▶ Directives
(1) Answer these questions using the scaling patterns document below:
(a) Which patterns does the document say it covers?
(b) What kind of data do reads want in a traditional architecture?
(c) What keeps the read store updated from the write store under CQRS?
(2) From the scaling patterns document, extract the passage starting at "As systems grow, naive" and ending at "processing, and back-pressure.".

▶ Document
┄┄┄┄┄┄┄┄┄┄┄┄┄┄┄┄┄┄┄┄
Scaling Patterns

As systems grow, naive architectures break down. This file covers advanced patterns that let systems scale beyond what straightforward request-response architectures can handle: CQRS, event sourcing, materialized views, async processing, and back-pressure.

These patterns are not needed at every scale. Each adds complexity. Use them when a specific bottleneck demands it.

CQRS (Command Query Responsibility Segregation)

CQRS separates read operations (queries) from write operations (commands) into distinct models or even distinct services.

The Problem CQRS Solves

In a traditional architecture, the same database schema and the same service handle both reads and writes. This creates tension:

Reads want denormalized, pre-joined data for fast queries
Writes want normalized data for consistency and simplicity
Read and write workloads have different scaling characteristics

How It Works

Traditional:
  [API] -> [Single Model] -> [Single Database]

CQRS:
  Write path: [API] -> [Command Handler] -> [Write Store]
  Read path:  [API] -> [Query Handler]   -> [Read Store]

  An event or sync mechanism keeps the read store updated from the write store.
┄┄┄┄┄┄┄┄┄┄┄┄┄┄┄┄┄┄┄┄
▶ Dataset extract
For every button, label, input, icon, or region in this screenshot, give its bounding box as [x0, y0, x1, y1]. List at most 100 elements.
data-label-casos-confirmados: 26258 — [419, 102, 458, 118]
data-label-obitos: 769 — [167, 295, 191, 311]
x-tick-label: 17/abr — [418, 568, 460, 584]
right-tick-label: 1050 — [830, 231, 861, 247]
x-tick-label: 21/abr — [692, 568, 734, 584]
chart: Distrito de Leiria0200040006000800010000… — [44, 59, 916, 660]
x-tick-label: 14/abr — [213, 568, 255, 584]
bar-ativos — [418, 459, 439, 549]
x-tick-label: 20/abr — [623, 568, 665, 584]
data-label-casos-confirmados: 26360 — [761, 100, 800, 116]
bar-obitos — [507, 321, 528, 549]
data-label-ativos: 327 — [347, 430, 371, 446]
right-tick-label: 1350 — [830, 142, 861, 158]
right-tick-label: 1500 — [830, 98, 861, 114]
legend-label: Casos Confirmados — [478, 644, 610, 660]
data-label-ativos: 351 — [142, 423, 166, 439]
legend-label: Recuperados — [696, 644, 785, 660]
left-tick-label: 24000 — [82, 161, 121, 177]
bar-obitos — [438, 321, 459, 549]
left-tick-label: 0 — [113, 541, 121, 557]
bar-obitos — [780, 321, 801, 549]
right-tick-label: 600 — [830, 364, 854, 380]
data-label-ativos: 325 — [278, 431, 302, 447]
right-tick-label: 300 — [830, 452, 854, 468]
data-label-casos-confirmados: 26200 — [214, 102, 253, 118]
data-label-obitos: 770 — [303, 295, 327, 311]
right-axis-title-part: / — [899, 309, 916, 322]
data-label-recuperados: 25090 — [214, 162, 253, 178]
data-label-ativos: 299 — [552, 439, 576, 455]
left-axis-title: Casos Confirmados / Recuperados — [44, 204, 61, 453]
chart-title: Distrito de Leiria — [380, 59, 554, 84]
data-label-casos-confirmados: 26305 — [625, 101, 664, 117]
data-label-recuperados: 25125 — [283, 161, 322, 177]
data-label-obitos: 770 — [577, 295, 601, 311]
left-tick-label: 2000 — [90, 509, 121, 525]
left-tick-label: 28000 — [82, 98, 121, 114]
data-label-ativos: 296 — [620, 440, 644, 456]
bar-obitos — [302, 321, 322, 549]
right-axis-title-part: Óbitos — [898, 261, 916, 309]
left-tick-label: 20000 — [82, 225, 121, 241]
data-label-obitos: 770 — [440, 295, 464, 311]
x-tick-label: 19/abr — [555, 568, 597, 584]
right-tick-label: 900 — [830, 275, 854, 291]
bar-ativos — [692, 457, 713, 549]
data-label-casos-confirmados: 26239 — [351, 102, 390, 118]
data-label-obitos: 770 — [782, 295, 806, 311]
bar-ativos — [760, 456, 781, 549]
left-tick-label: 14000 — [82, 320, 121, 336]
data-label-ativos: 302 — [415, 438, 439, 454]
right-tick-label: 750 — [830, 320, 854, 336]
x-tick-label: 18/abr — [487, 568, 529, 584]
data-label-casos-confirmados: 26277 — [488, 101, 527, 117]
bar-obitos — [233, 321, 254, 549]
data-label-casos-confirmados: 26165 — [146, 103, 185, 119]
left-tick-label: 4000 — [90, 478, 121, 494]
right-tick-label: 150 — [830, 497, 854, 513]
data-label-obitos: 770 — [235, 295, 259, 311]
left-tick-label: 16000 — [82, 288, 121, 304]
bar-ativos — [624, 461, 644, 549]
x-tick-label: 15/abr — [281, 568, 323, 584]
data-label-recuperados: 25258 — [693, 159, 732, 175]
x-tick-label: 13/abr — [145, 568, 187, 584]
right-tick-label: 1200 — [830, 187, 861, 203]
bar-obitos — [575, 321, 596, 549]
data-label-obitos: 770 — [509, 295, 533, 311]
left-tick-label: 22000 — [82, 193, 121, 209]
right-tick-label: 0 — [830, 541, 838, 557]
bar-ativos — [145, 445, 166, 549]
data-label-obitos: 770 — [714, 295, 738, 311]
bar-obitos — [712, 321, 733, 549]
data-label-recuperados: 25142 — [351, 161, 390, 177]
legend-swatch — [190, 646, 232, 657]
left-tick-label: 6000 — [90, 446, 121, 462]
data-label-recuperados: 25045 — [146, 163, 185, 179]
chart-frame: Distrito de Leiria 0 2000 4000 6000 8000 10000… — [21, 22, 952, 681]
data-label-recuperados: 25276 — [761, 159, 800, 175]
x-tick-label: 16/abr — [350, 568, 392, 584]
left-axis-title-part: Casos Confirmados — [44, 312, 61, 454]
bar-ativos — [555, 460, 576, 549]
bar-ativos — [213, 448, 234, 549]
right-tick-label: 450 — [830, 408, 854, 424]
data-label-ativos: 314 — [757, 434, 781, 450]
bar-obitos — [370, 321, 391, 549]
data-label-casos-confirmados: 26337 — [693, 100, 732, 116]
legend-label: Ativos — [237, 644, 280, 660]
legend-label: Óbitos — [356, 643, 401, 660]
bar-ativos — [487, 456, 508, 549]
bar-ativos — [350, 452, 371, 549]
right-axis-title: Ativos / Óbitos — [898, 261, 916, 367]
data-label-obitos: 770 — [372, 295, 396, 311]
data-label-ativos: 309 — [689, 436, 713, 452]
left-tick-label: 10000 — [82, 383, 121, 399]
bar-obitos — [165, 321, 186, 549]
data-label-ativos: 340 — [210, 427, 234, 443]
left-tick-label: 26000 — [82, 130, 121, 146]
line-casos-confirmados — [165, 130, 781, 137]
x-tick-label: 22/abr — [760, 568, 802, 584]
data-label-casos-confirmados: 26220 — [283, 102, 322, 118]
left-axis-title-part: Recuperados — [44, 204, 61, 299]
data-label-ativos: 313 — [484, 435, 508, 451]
┄┄┄┄┄┄┄┄┄┄┄┄┄┄┄┄┄┄┄┄
▶ Solutions per task
(1)
(a) CQRS, event sourcing, materialized views, async processing, and back-pressure.
(b) Denormalized, pre-joined data for fast queries.
(c) An event or sync mechanism.

(2)
As systems grow, naive architectures break down. This file covers advanced patterns that let systems scale beyond what straightforward request-response architectures can handle: CQRS, event sourcing, materialized views, async processing, and back-pressure.